**Work required:** Every entry that follows should be repeated exactly; drop the images.

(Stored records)
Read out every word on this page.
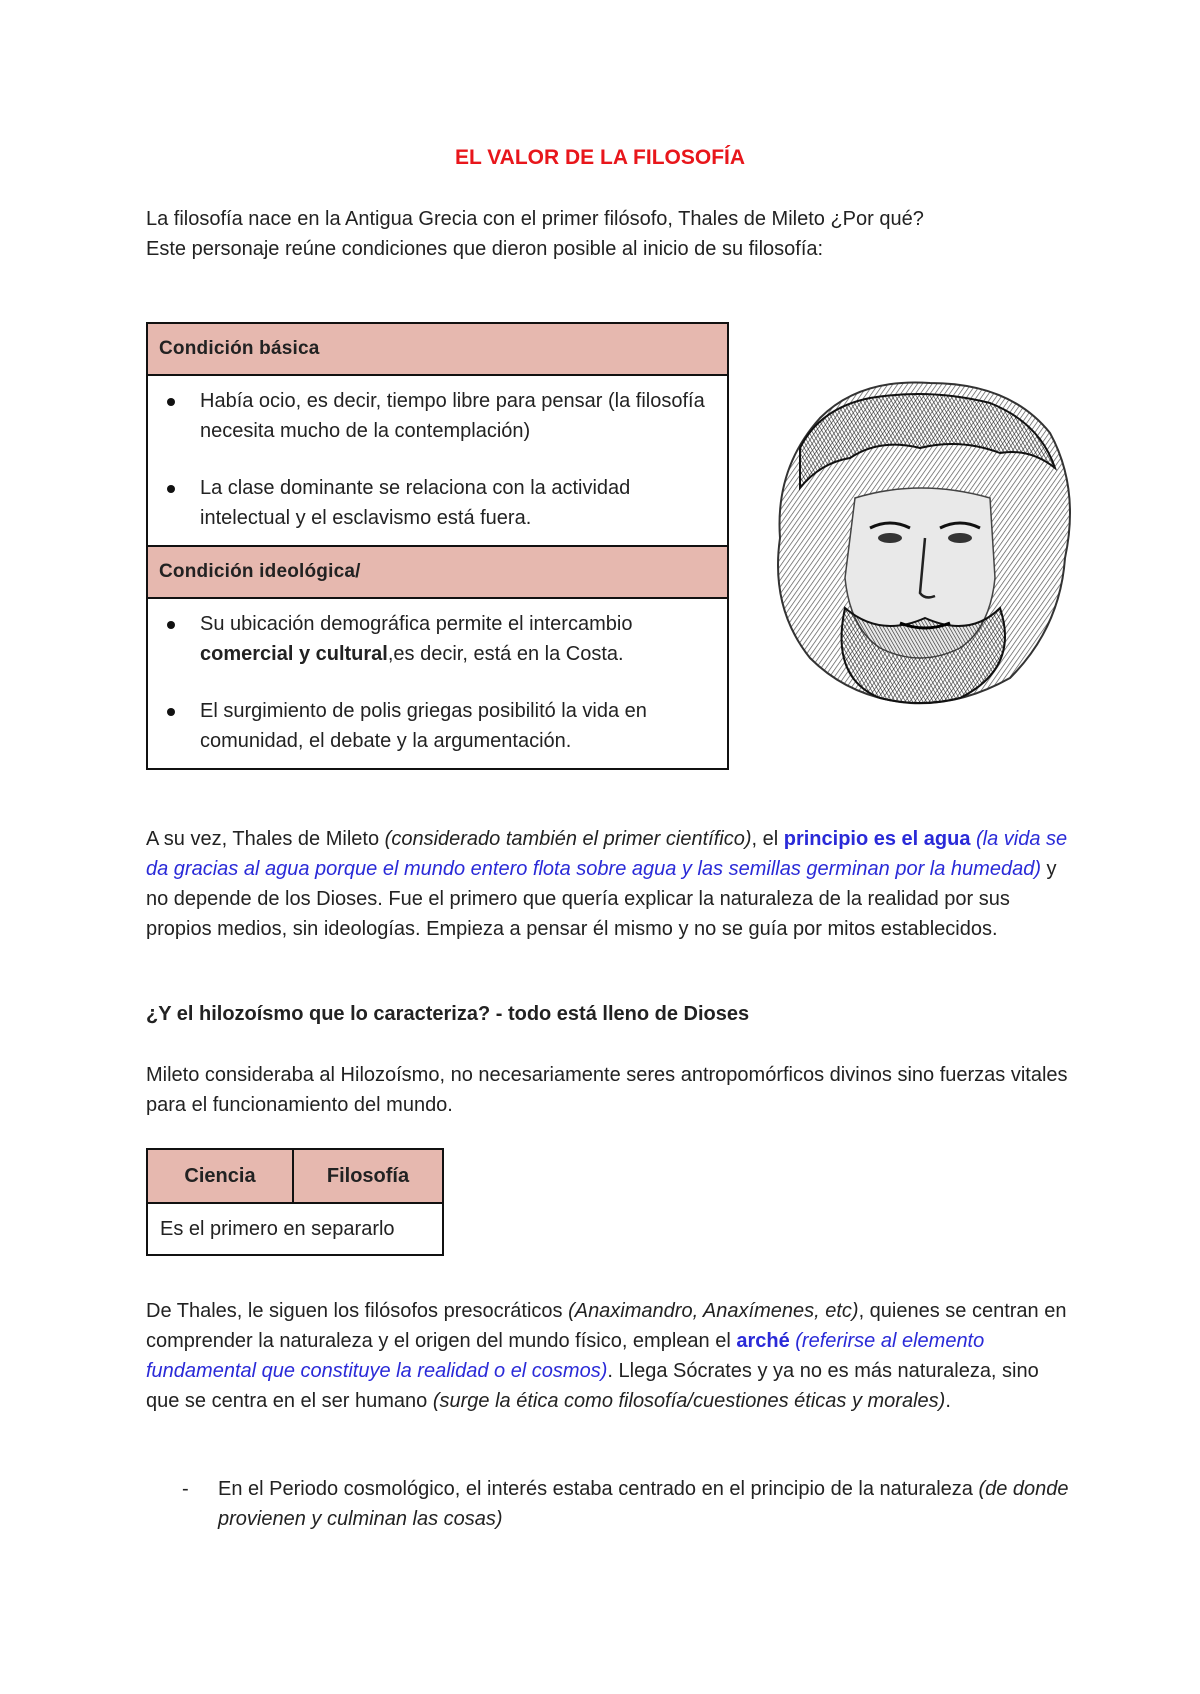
EL VALOR DE LA FILOSOFÍA

La filosofía nace en la Antigua Grecia con el primer filósofo, Thales de Mileto ¿Por qué?

Este personaje reúne condiciones que dieron posible al inicio de su filosofía:

Condición básica
Había ocio, es decir, tiempo libre para pensar (la filosofía necesita mucho de la contemplación)
La clase dominante se relaciona con la actividad intelectual y el esclavismo está fuera.
Condición ideológica/
Su ubicación demográfica permite el intercambio comercial y cultural,es decir, está en la Costa.
El surgimiento de polis griegas posibilitó la vida en comunidad, el debate y la argumentación.
A su vez, Thales de Mileto (considerado también el primer científico), el principio es el agua (la vida se da gracias al agua porque el mundo entero flota sobre agua y las semillas germinan por la humedad) y no depende de los Dioses. Fue el primero que quería explicar la naturaleza de la realidad por sus propios medios, sin ideologías. Empieza a pensar él mismo y no se guía por mitos establecidos.
¿Y el hilozoísmo que lo caracteriza? - todo está lleno de Dioses
Mileto consideraba al Hilozoísmo, no necesariamente seres antropomórficos divinos sino fuerzas vitales para el funcionamiento del mundo.
Ciencia	Filosofía
Es el primero en separarlo
De Thales, le siguen los filósofos presocráticos (Anaximandro, Anaxímenes, etc), quienes se centran en comprender la naturaleza y el origen del mundo físico, emplean el arché (referirse al elemento fundamental que constituye la realidad o el cosmos). Llega Sócrates y ya no es más naturaleza, sino que se centra en el ser humano (surge la ética como filosofía/cuestiones éticas y morales).
-	En el Periodo cosmológico, el interés estaba centrado en el principio de la naturaleza (de donde provienen y culminan las cosas)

**Output of the task:**
Read out every word on this page.
EL VALOR DE LA FILOSOFÍA

La filosofía nace en la Antigua Grecia con el primer filósofo, Thales de Mileto ¿Por qué?

Este personaje reúne condiciones que dieron posible al inicio de su filosofía:

Condición básica
Había ocio, es decir, tiempo libre para pensar (la filosofía necesita mucho de la contemplación)
La clase dominante se relaciona con la actividad intelectual y el esclavismo está fuera.
Condición ideológica/
Su ubicación demográfica permite el intercambio comercial y cultural,es decir, está en la Costa.
El surgimiento de polis griegas posibilitó la vida en comunidad, el debate y la argumentación.
A su vez, Thales de Mileto (considerado también el primer científico), el principio es el agua (la vida se da gracias al agua porque el mundo entero flota sobre agua y las semillas germinan por la humedad) y no depende de los Dioses. Fue el primero que quería explicar la naturaleza de la realidad por sus propios medios, sin ideologías. Empieza a pensar él mismo y no se guía por mitos establecidos.
¿Y el hilozoísmo que lo caracteriza? - todo está lleno de Dioses
Mileto consideraba al Hilozoísmo, no necesariamente seres antropomórficos divinos sino fuerzas vitales para el funcionamiento del mundo.
Ciencia	Filosofía
Es el primero en separarlo
De Thales, le siguen los filósofos presocráticos (Anaximandro, Anaxímenes, etc), quienes se centran en comprender la naturaleza y el origen del mundo físico, emplean el arché (referirse al elemento fundamental que constituye la realidad o el cosmos). Llega Sócrates y ya no es más naturaleza, sino que se centra en el ser humano (surge la ética como filosofía/cuestiones éticas y morales).
-	En el Periodo cosmológico, el interés estaba centrado en el principio de la naturaleza (de donde provienen y culminan las cosas)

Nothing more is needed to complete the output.